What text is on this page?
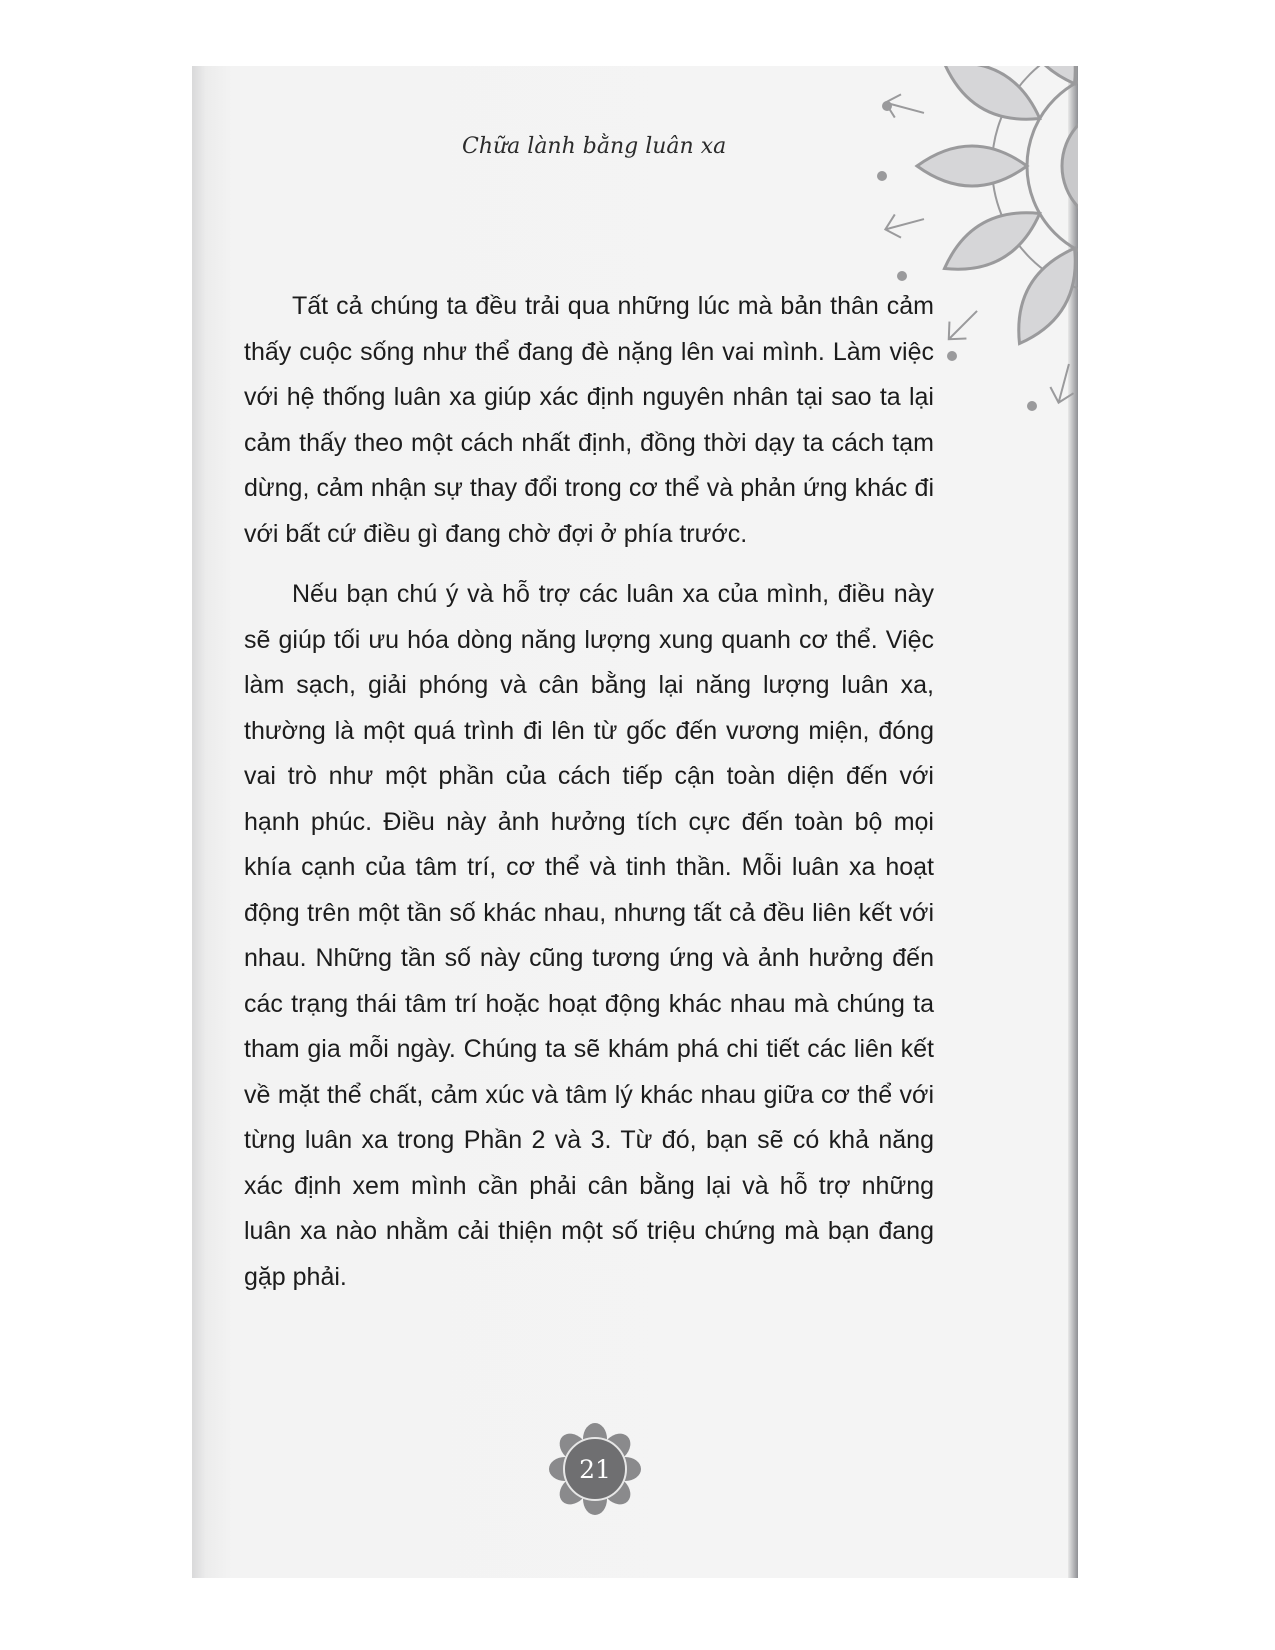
Chữa lành bằng luân xa

Tất cả chúng ta đều trải qua những lúc mà bản thân cảm thấy cuộc sống như thể đang đè nặng lên vai mình. Làm việc với hệ thống luân xa giúp xác định nguyên nhân tại sao ta lại cảm thấy theo một cách nhất định, đồng thời dạy ta cách tạm dừng, cảm nhận sự thay đổi trong cơ thể và phản ứng khác đi với bất cứ điều gì đang chờ đợi ở phía trước.

Nếu bạn chú ý và hỗ trợ các luân xa của mình, điều này sẽ giúp tối ưu hóa dòng năng lượng xung quanh cơ thể. Việc làm sạch, giải phóng và cân bằng lại năng lượng luân xa, thường là một quá trình đi lên từ gốc đến vương miện, đóng vai trò như một phần của cách tiếp cận toàn diện đến với hạnh phúc. Điều này ảnh hưởng tích cực đến toàn bộ mọi khía cạnh của tâm trí, cơ thể và tinh thần. Mỗi luân xa hoạt động trên một tần số khác nhau, nhưng tất cả đều liên kết với nhau. Những tần số này cũng tương ứng và ảnh hưởng đến các trạng thái tâm trí hoặc hoạt động khác nhau mà chúng ta tham gia mỗi ngày. Chúng ta sẽ khám phá chi tiết các liên kết về mặt thể chất, cảm xúc và tâm lý khác nhau giữa cơ thể với từng luân xa trong Phần 2 và 3. Từ đó, bạn sẽ có khả năng xác định xem mình cần phải cân bằng lại và hỗ trợ những luân xa nào nhằm cải thiện một số triệu chứng mà bạn đang gặp phải.

21
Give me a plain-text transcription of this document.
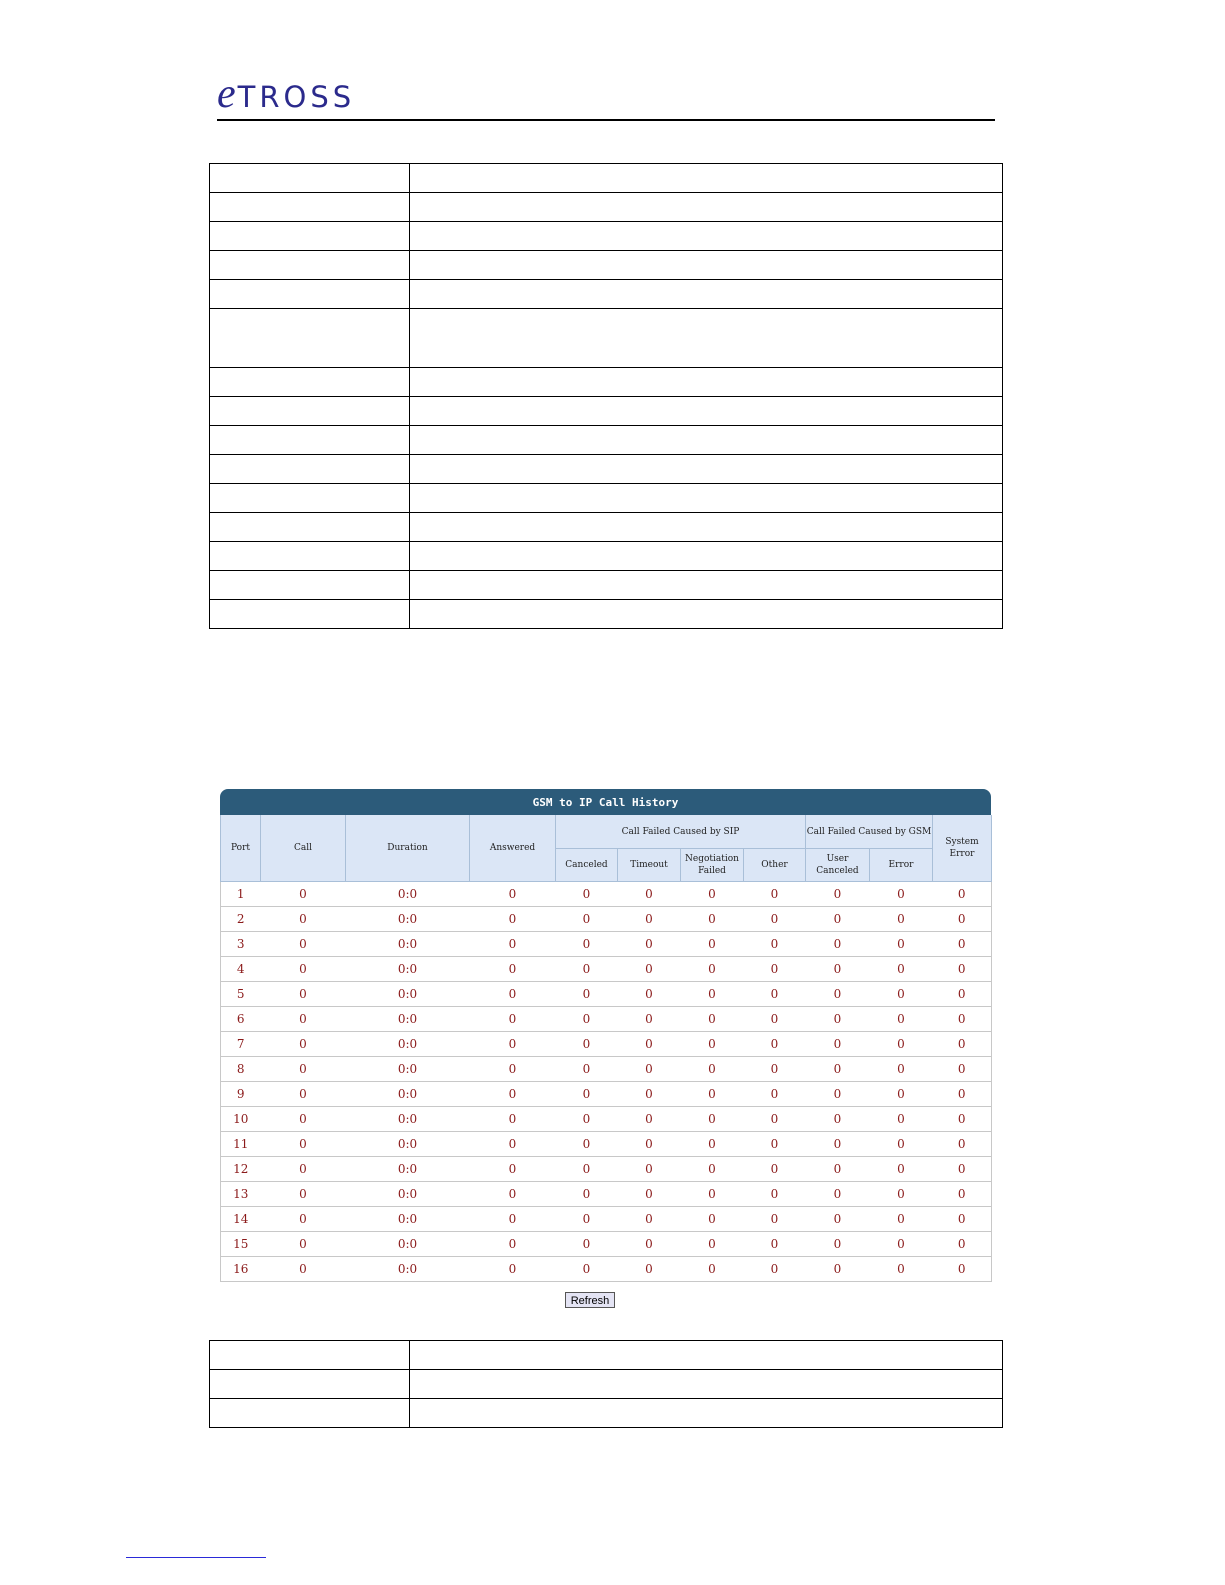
e TROSS

GSM to IP Call History
Port	Call	Duration	Answered	Call Failed Caused by SIP				Call Failed Caused by GSM		System Error
				Canceled	Timeout	Negotiation Failed	Other	User Canceled	Error	
1	0	0:0	0	0	0	0	0	0	0	0
2	0	0:0	0	0	0	0	0	0	0	0
3	0	0:0	0	0	0	0	0	0	0	0
4	0	0:0	0	0	0	0	0	0	0	0
5	0	0:0	0	0	0	0	0	0	0	0
6	0	0:0	0	0	0	0	0	0	0	0
7	0	0:0	0	0	0	0	0	0	0	0
8	0	0:0	0	0	0	0	0	0	0	0
9	0	0:0	0	0	0	0	0	0	0	0
10	0	0:0	0	0	0	0	0	0	0	0
11	0	0:0	0	0	0	0	0	0	0	0
12	0	0:0	0	0	0	0	0	0	0	0
13	0	0:0	0	0	0	0	0	0	0	0
14	0	0:0	0	0	0	0	0	0	0	0
15	0	0:0	0	0	0	0	0	0	0	0
16	0	0:0	0	0	0	0	0	0	0	0
Refresh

|---|

» Short exercise: Where a line of the records above holds the word "khác", copy that line.

» Response below:
Tất cả chúng ta đều trải qua những lúc mà bản thân cảm thấy cuộc sống như thể đang đè nặng lên vai mình. Làm việc với hệ thống luân xa giúp xác định nguyên nhân tại sao ta lại cảm thấy theo một cách nhất định, đồng thời dạy ta cách tạm dừng, cảm nhận sự thay đổi trong cơ thể và phản ứng khác đi với bất cứ điều gì đang chờ đợi ở phía trước.
Nếu bạn chú ý và hỗ trợ các luân xa của mình, điều này sẽ giúp tối ưu hóa dòng năng lượng xung quanh cơ thể. Việc làm sạch, giải phóng và cân bằng lại năng lượng luân xa, thường là một quá trình đi lên từ gốc đến vương miện, đóng vai trò như một phần của cách tiếp cận toàn diện đến với hạnh phúc. Điều này ảnh hưởng tích cực đến toàn bộ mọi khía cạnh của tâm trí, cơ thể và tinh thần. Mỗi luân xa hoạt động trên một tần số khác nhau, nhưng tất cả đều liên kết với nhau. Những tần số này cũng tương ứng và ảnh hưởng đến các trạng thái tâm trí hoặc hoạt động khác nhau mà chúng ta tham gia mỗi ngày. Chúng ta sẽ khám phá chi tiết các liên kết về mặt thể chất, cảm xúc và tâm lý khác nhau giữa cơ thể với từng luân xa trong Phần 2 và 3. Từ đó, bạn sẽ có khả năng xác định xem mình cần phải cân bằng lại và hỗ trợ những luân xa nào nhằm cải thiện một số triệu chứng mà bạn đang gặp phải.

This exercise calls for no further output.